-- start Data listing --

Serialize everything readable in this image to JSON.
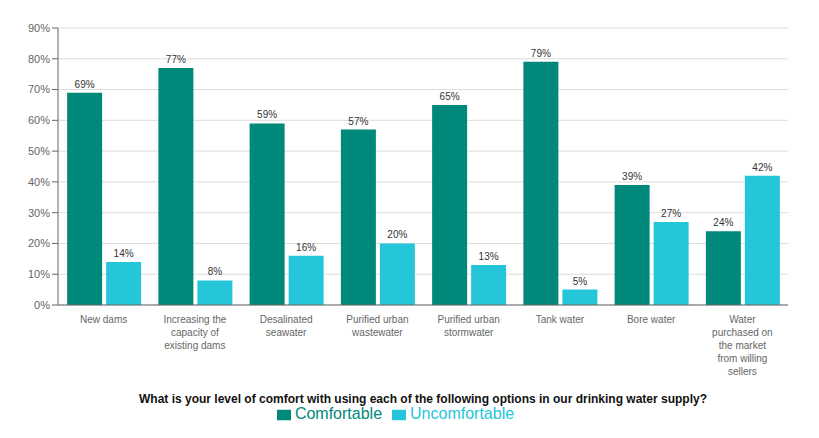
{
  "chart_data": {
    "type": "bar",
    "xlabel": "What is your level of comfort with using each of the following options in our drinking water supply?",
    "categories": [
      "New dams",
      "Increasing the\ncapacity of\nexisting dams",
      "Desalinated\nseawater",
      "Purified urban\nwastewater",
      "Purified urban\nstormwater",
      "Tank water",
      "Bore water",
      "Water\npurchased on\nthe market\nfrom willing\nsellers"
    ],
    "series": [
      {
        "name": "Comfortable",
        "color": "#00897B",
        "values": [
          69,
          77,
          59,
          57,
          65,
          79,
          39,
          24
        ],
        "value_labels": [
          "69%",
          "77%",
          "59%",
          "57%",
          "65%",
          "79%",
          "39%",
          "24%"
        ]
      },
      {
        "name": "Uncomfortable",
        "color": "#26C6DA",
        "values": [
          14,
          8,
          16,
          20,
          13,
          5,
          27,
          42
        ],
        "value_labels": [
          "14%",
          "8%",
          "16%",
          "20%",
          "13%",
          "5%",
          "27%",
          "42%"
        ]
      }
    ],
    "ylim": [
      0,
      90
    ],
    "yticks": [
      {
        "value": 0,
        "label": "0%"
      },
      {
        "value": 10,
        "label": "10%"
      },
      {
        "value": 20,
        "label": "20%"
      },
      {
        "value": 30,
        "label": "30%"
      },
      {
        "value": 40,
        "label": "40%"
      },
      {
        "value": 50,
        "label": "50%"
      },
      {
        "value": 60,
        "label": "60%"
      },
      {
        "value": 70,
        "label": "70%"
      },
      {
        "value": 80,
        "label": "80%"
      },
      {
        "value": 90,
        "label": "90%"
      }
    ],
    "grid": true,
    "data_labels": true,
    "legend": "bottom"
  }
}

-- end Data listing --

Required work: Search the entries for the word "Purified" and pick out every line that holds it.

Solution to the exercise:
      "Purified urban\nwastewater",
      "Purified urban\nstormwater",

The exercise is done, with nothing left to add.